▶ _Given instruction_:
Read the records and gather each line that includes "Worten".

Rows from a dataset:
+--
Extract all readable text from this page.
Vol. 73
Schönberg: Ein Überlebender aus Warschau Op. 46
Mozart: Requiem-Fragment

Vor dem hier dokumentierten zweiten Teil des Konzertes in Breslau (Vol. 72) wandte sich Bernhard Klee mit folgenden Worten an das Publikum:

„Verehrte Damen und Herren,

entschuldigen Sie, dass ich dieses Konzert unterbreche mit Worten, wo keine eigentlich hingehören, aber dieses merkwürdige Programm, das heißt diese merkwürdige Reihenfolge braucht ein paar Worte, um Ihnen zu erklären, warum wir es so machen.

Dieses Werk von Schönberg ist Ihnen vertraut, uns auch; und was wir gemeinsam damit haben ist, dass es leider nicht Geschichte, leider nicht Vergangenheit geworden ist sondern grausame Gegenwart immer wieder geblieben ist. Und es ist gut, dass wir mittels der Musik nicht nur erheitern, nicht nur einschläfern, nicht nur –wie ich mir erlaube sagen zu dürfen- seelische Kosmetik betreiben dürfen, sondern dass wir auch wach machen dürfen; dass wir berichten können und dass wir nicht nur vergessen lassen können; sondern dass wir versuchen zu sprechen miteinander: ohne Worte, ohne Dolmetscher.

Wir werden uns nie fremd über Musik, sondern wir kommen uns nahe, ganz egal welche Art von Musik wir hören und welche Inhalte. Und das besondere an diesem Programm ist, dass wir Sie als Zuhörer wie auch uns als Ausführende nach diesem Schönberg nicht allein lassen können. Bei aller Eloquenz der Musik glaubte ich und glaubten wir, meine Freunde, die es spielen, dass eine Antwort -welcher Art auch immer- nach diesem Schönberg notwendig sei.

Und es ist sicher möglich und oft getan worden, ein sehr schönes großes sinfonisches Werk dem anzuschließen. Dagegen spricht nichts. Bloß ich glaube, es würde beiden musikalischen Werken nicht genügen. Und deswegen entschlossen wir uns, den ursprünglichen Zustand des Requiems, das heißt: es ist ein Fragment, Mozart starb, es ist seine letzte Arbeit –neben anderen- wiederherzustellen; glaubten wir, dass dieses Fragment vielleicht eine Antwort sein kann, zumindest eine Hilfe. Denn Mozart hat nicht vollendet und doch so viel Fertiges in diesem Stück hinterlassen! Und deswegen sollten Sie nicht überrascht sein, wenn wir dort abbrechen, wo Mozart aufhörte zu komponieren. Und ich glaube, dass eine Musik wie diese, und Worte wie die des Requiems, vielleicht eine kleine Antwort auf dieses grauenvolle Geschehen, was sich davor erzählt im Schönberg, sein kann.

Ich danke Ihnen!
+--
▶ _Answer to the exercise_:
Vor dem hier dokumentierten zweiten Teil des Konzertes in Breslau (Vol. 72) wandte sich Bernhard Klee mit folgenden Worten an das Publikum:
entschuldigen Sie, dass ich dieses Konzert unterbreche mit Worten, wo keine eigentlich hingehören, aber dieses merkwürdige Programm, das heißt diese merkwürdige Reihenfolge braucht ein paar Worte, um Ihnen zu erklären, warum wir es so machen.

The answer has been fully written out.